→ WHAT TO WORK ON
Every entry should be repeated exactly. Omit the pictures.

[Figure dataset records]
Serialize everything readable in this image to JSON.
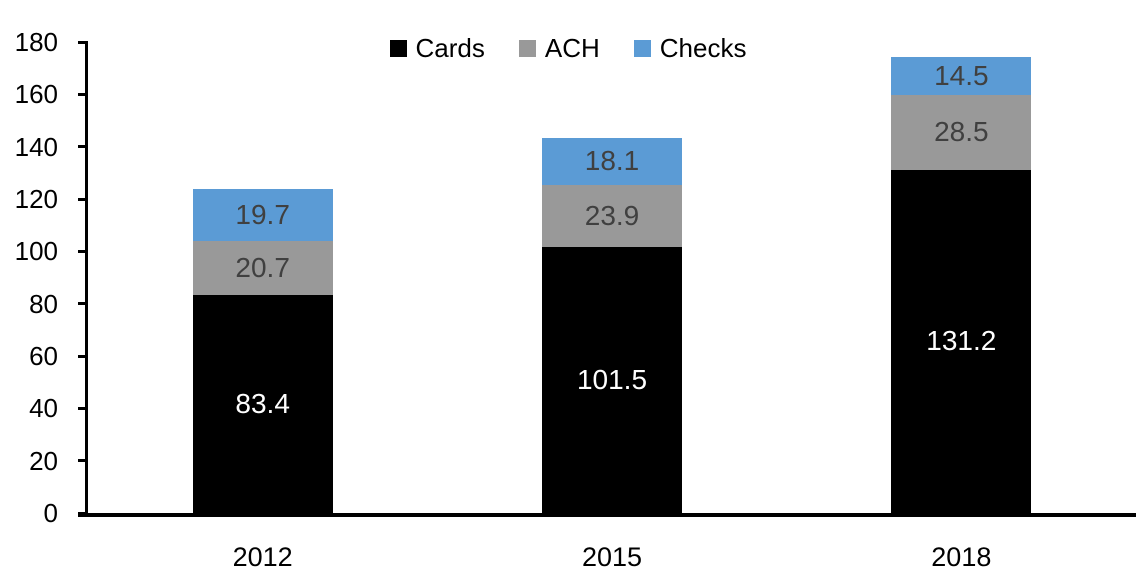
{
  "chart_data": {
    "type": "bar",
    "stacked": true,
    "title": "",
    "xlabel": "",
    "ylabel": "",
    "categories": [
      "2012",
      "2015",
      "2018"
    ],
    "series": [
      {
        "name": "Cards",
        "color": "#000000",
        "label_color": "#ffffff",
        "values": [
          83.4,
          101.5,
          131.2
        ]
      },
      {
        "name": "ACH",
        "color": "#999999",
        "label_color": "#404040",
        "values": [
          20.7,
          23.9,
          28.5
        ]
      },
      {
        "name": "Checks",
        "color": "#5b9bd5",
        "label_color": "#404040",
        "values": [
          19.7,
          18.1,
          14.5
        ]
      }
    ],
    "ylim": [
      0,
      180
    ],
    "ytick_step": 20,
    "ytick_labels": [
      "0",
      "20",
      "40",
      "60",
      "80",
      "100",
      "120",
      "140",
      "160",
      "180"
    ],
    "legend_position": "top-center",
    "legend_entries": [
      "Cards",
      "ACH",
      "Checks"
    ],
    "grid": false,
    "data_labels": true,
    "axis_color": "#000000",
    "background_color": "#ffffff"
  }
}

→ REPLY TO THE TASK
Serialize everything readable in this image to JSON.
{
  "chart_data": {
    "type": "bar",
    "stacked": true,
    "title": "",
    "xlabel": "",
    "ylabel": "",
    "categories": [
      "2012",
      "2015",
      "2018"
    ],
    "series": [
      {
        "name": "Cards",
        "color": "#000000",
        "label_color": "#ffffff",
        "values": [
          83.4,
          101.5,
          131.2
        ]
      },
      {
        "name": "ACH",
        "color": "#999999",
        "label_color": "#404040",
        "values": [
          20.7,
          23.9,
          28.5
        ]
      },
      {
        "name": "Checks",
        "color": "#5b9bd5",
        "label_color": "#404040",
        "values": [
          19.7,
          18.1,
          14.5
        ]
      }
    ],
    "ylim": [
      0,
      180
    ],
    "ytick_step": 20,
    "ytick_labels": [
      "0",
      "20",
      "40",
      "60",
      "80",
      "100",
      "120",
      "140",
      "160",
      "180"
    ],
    "legend_position": "top-center",
    "legend_entries": [
      "Cards",
      "ACH",
      "Checks"
    ],
    "grid": false,
    "data_labels": true,
    "axis_color": "#000000",
    "background_color": "#ffffff"
  }
}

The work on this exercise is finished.